» Set task:
Search the material for the string "competenza", then return every line where it is found.

» Material shown:
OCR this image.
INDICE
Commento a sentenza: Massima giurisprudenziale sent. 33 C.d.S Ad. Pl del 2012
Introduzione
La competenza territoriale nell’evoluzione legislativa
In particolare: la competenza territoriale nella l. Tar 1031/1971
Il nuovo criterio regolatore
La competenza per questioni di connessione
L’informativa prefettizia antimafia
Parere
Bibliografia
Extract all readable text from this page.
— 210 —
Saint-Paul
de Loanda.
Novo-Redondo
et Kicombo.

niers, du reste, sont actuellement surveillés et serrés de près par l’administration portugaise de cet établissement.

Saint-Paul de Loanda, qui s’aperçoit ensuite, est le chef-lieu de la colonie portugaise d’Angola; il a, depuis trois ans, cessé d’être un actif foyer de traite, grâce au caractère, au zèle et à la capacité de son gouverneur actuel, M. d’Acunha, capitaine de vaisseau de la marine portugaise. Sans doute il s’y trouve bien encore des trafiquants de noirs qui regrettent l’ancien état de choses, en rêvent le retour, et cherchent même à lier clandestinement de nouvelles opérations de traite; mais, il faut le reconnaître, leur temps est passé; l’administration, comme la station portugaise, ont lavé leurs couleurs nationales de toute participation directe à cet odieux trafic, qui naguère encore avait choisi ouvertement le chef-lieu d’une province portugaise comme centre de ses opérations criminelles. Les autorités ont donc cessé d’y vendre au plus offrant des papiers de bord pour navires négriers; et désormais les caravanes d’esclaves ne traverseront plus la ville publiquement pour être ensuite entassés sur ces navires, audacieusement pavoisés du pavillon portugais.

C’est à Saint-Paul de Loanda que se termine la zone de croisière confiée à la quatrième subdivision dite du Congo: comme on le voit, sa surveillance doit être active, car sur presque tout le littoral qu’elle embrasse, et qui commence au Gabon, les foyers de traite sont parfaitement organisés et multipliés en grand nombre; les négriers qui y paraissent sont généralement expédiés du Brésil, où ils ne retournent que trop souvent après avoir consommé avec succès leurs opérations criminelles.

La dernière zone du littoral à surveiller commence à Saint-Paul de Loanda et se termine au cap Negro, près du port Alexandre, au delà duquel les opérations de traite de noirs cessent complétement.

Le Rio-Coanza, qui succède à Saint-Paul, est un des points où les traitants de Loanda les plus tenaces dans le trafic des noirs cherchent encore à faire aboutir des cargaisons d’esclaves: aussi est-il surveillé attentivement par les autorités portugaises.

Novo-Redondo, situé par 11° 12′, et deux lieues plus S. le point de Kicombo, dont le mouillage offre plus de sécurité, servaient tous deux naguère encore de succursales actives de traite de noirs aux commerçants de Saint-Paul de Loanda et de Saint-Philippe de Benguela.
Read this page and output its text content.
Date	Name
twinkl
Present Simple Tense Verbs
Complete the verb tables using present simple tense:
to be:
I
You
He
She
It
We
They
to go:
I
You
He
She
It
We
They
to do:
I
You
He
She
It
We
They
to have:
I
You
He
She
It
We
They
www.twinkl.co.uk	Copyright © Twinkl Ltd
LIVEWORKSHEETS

» The result:
La competenza territoriale nell’evoluzione legislativa
In particolare: la competenza territoriale nella l. Tar 1031/1971
La competenza per questioni di connessione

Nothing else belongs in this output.